Photographs: David Rosenzweig; (Axis Gallery) Collaboration3, Courtesy Mocada; (Amaridian) Tracy Payne
GRUB LIKE A SOUTH AFRICAN
“We try to put a little bit of everybody on our menu—Indian, Dutch, English, Zulu,” says Mark Henegan, a Durban native and co-owner of Madiba Restaurant (195 DeKalb Ave between Adelphi St and Carlton Ave, Fort Greene, Brooklyn; 718-855-9190). Sample steak ($24) from the braai (backyard barbecue) with a side of thickly cut slap-chip fries ($6), a staple of the South African surfer diet. Henegan also recommends the bunny chow ($14–$20), half a loaf of crusty white bread hollowed out and filled with veggie, chicken, lamb or seafood curry. Through Sunday 26, Madiba is offering a tenth-anniversary drink special: South African cane rum punch is two for $10. Feeling ambitious? Whip up your own dish after buying jams, spices, chutneys and sweets at the adjacent Madiba Spaza Shop, which also carries South African–made clothing, crafts and toys.
Raise a glass at Xai Xai (365 W 51st St between Eighth and Ninth Aves, 212-541-9241), the only South African wine bar in New York. This classy, low-lit watering hole carries more than 100 wines, and helped popularize pinotage ($8–$15), a grape that once got a bad rap. Says co-owner Tanya Hira: “Now people come from all over to try it.” Xai Xai is also a prime date spot. “Table No. 5 is make-out central,” says co-owner Brett Curtin. “I don’t know if it’s a cosmic vortex of love or something, but every couple that sits there ends up tongue-wrestling.”
You’ll find South Africans sipping fresh strawberry balsamic martinis ($10) at the casual Shebeen (202 Mott St between Kenmare and Spring Sts, 212-625-1105), named after makeshift township speakeasies. According to co-owner Dalya Tugendhaft, these drinking dens were “places where blacks and whites could mix, and antiapartheid activists could meet.” This modern-day manifestation draws a similarly eclectic crowd; its no-frills atmosphere feels distinctly shebeenlike, with South African signifiers—like a radio made out of wire and Coke cans—among the decor. “You wouldn’t necessarily know that this is a South African bar,” says Tugendhaft, “but South Africans who walk in instantly understand the references and what we’re about.”
SEE SOUTH AFRICAN ART
Stroll through “Johannesburg to New York,” a collaborative exhibit of mixed-media images by South African native Samson Mnisi and New Yorker Cannon Hersey, currently on view at the Museum of Contemporary African Diasporan Arts (80 Hanson Pl at South Portland Ave, Fort Greene, Brooklyn; 718-230-0492; $4, students $3, children under 12 free). According to curator Kimberli E. Gant, the MoCADA exhibit “gives the audience the viewpoint of a person who has lived in South Africa his whole life, as well as a Western perspective.”

Requirements
**a)** Sum up the guide to South African food, drink and art in two sentences.
**b)** According to the guide to South African food, drink and art, what is bunny chow?

Recorded information
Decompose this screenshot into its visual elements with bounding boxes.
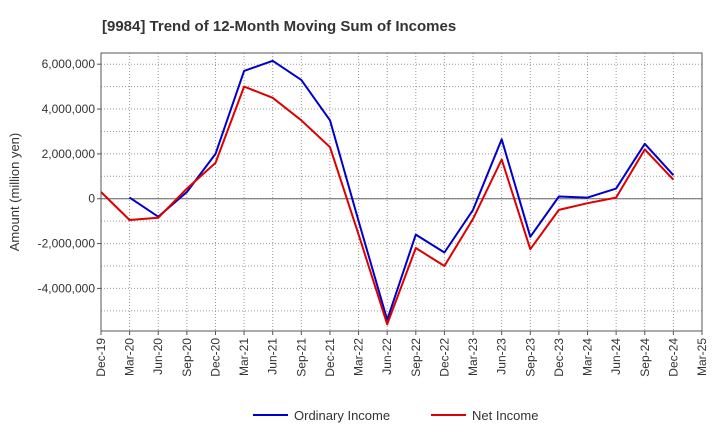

Responses in order
**a)** Madiba Restaurant in Fort Greene, Brooklyn, serves a menu drawing on Indian, Dutch, English and Zulu cooking, including braai steak and bunny chow. Xai Xai is billed as New York's only South African wine bar, Shebeen is a casual bar named after township speakeasies, and the Museum of Contemporary African Diasporan Arts is showing "Johannesburg to New York," a joint mixed-media exhibit by Samson Mnisi and Cannon Hersey.

**b)** Half a loaf of crusty white bread, hollowed out and filled with veggie, chicken, lamb or seafood curry.